EXERCISE REQUIREMENTS -> Identify the lines holding "numerical" and copy them.

============================================================

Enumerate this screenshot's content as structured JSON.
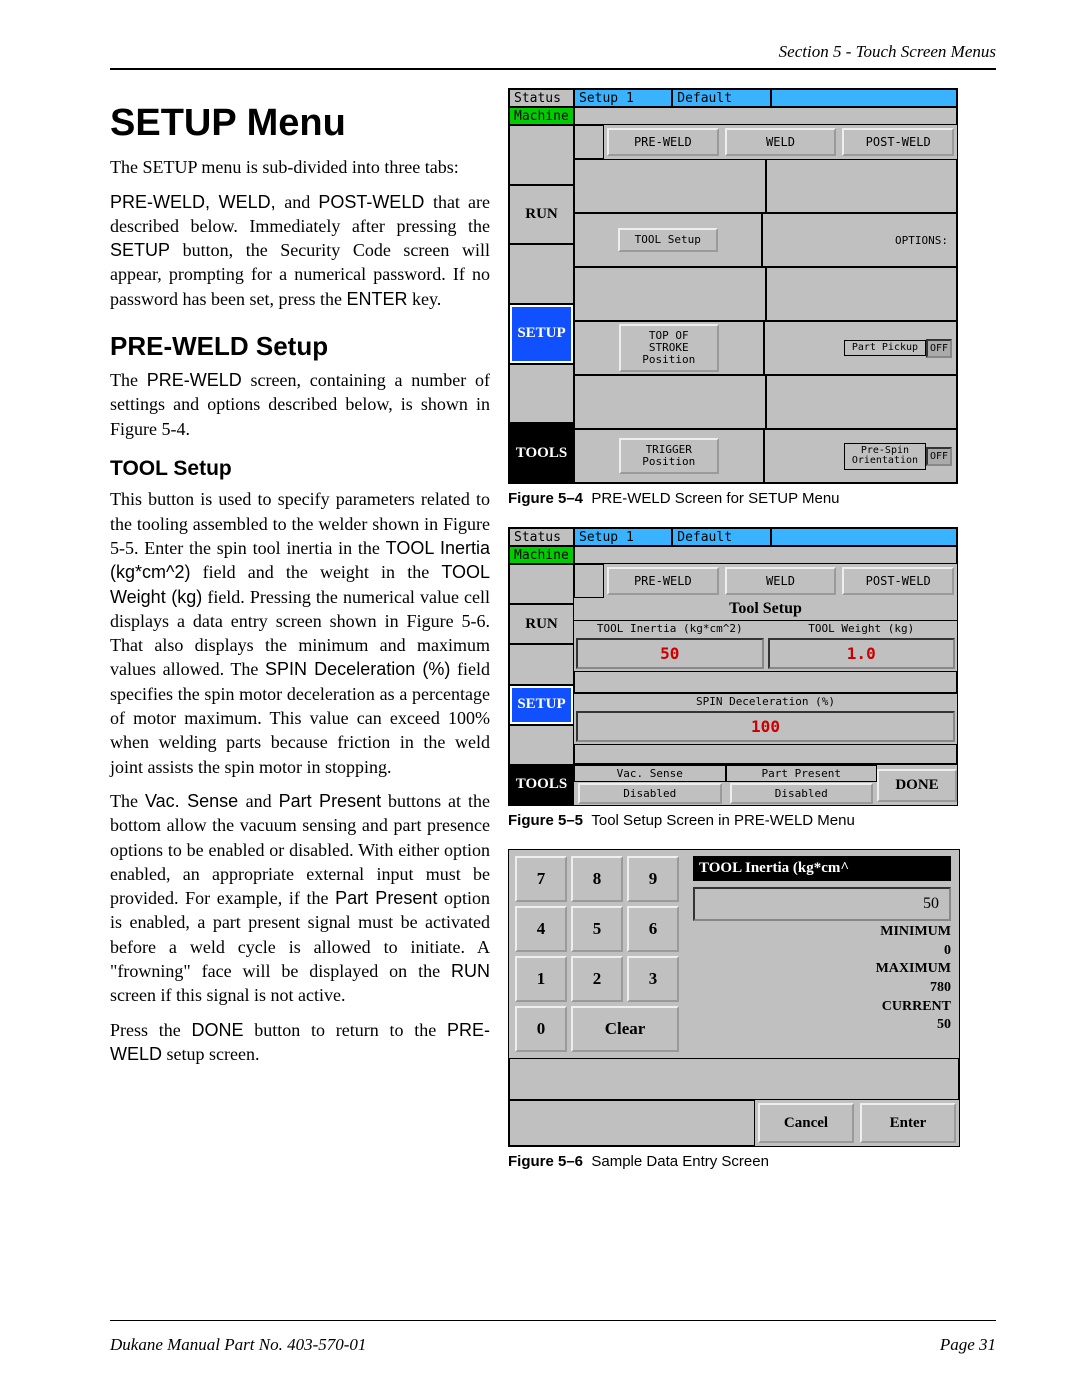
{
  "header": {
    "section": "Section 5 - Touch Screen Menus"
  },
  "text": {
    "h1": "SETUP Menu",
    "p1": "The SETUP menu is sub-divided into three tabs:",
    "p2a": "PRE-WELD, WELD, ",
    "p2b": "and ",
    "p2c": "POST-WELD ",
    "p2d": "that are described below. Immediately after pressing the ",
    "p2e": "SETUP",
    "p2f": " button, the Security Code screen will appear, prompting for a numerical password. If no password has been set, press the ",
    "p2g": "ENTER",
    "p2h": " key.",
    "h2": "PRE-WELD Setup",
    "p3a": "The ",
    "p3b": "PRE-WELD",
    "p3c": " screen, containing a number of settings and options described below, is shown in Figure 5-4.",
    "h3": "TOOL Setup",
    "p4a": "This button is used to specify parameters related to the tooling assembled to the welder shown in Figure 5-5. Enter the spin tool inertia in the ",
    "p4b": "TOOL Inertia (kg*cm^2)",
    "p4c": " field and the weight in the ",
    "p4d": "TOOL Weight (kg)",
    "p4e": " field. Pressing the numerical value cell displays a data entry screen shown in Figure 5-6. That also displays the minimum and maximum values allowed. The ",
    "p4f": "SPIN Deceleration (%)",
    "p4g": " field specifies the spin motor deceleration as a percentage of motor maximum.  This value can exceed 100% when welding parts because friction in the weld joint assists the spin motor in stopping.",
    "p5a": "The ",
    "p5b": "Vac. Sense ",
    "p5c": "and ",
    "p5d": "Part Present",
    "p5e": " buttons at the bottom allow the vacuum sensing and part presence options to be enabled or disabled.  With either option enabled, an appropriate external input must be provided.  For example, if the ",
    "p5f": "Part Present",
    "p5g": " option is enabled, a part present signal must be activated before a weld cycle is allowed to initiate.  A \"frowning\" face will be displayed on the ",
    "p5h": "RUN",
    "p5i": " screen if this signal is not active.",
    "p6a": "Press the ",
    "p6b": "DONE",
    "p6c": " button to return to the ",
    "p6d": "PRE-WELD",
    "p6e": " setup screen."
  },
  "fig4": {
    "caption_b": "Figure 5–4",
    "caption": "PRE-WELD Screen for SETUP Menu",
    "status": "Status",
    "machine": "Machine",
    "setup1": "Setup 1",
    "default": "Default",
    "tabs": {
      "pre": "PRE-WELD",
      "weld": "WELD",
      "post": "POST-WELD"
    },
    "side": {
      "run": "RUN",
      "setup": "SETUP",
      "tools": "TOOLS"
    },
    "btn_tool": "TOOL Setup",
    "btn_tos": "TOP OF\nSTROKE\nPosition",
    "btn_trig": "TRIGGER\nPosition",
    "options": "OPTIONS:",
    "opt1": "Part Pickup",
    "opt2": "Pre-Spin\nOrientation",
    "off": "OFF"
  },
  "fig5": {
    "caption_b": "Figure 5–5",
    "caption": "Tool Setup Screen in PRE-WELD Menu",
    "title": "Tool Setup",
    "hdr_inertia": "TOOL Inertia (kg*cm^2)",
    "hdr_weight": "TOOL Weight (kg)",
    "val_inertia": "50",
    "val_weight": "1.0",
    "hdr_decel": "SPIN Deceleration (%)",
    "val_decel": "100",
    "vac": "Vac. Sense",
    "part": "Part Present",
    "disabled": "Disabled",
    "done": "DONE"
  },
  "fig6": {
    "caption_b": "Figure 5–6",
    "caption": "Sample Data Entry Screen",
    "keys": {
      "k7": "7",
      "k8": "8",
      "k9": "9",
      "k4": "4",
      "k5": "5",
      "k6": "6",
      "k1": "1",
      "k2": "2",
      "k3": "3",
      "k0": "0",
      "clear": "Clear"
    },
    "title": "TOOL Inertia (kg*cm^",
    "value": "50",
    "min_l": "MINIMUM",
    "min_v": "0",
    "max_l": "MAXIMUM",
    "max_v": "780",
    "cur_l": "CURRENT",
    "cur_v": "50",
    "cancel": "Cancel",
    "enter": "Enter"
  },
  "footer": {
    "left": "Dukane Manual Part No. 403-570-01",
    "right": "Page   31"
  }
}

============================================================

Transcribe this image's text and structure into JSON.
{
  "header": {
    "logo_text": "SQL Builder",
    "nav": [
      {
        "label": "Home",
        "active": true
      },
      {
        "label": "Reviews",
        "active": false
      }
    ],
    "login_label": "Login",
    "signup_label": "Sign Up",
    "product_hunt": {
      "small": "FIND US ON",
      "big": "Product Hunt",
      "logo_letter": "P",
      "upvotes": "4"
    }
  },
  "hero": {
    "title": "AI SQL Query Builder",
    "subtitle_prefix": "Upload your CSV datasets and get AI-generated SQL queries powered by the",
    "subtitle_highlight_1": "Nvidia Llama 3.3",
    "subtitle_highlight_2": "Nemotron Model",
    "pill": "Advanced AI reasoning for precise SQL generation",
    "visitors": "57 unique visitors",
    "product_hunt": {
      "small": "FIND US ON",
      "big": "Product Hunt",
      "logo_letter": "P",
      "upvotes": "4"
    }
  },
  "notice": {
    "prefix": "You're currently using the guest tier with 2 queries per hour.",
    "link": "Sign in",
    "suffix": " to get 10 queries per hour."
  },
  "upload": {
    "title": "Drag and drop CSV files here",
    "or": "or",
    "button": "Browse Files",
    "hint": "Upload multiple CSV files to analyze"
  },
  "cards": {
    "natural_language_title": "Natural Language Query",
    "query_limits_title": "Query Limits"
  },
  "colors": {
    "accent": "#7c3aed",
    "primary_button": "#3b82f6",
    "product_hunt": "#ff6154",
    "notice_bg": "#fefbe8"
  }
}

============================================================

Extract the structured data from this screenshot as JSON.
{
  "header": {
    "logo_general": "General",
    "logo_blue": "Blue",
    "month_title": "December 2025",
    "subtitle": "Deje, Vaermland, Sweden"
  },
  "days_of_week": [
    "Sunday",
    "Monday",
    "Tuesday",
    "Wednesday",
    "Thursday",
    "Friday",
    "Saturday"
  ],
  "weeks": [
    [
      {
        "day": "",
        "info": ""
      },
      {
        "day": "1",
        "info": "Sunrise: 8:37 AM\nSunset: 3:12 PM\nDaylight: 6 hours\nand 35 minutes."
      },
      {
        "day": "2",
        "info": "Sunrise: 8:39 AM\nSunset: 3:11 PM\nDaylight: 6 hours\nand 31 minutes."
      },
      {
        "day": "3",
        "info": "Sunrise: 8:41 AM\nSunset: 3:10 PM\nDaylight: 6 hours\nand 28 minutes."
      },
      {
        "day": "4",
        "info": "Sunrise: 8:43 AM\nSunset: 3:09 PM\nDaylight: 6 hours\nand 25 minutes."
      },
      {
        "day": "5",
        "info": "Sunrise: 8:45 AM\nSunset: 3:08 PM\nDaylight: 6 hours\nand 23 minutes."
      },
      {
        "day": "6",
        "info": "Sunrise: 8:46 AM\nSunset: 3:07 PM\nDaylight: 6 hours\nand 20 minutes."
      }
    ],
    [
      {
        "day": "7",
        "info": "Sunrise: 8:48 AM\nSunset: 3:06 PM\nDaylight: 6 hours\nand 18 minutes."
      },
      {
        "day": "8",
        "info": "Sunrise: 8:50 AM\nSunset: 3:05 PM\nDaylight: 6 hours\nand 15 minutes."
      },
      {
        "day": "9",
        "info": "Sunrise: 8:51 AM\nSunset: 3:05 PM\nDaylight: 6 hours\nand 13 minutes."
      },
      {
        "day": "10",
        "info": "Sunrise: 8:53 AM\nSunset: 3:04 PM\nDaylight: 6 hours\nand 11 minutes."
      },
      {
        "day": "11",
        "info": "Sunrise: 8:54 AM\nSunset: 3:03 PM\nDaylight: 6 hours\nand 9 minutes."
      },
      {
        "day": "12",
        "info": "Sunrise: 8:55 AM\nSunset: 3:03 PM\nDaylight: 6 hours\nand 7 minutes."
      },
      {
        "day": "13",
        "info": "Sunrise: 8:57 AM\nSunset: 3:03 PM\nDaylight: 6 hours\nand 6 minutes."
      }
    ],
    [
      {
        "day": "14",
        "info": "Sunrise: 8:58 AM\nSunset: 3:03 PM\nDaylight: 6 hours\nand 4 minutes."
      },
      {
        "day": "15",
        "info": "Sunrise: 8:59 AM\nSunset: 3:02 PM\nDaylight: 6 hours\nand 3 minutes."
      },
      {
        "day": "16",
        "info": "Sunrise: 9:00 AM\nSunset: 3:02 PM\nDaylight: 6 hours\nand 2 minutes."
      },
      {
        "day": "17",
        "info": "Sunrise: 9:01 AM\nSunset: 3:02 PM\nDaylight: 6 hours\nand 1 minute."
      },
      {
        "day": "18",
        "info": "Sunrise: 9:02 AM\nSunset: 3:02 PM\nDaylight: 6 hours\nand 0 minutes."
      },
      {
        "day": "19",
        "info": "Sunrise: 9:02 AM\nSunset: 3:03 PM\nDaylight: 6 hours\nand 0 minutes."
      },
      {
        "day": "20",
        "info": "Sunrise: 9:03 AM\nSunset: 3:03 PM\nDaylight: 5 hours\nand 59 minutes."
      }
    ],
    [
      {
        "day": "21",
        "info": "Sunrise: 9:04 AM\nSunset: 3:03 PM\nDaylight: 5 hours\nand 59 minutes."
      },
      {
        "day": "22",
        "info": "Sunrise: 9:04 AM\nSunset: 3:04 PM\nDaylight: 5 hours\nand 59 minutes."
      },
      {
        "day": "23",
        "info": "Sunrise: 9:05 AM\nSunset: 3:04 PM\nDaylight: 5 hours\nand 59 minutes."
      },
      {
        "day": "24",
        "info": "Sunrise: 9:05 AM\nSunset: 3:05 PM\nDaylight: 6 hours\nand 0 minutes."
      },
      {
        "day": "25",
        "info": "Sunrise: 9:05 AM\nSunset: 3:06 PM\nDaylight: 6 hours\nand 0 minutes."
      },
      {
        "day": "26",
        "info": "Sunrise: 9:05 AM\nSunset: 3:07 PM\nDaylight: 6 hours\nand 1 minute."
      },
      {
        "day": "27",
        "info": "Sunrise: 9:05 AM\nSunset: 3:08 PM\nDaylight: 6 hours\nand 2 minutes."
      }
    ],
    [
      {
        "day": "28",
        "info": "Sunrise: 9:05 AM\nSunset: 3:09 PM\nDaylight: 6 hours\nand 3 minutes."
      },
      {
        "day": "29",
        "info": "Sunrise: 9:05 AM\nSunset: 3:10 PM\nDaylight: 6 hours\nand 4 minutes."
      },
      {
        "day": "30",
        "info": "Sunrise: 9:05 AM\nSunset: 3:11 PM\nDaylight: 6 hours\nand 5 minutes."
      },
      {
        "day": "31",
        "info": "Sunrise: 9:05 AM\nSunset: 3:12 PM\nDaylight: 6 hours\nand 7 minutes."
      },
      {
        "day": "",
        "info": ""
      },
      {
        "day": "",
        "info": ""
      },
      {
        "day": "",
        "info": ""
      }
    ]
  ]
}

============================================================

EXERCISE SOLUTION ->
    "p2f": " button, the Security Code screen will appear, prompting for a numerical password. If no password has been set, press the ",
    "p4e": " field. Pressing the numerical value cell displays a data entry screen shown in Figure 5-6. That also displays the minimum and maximum values allowed. The ",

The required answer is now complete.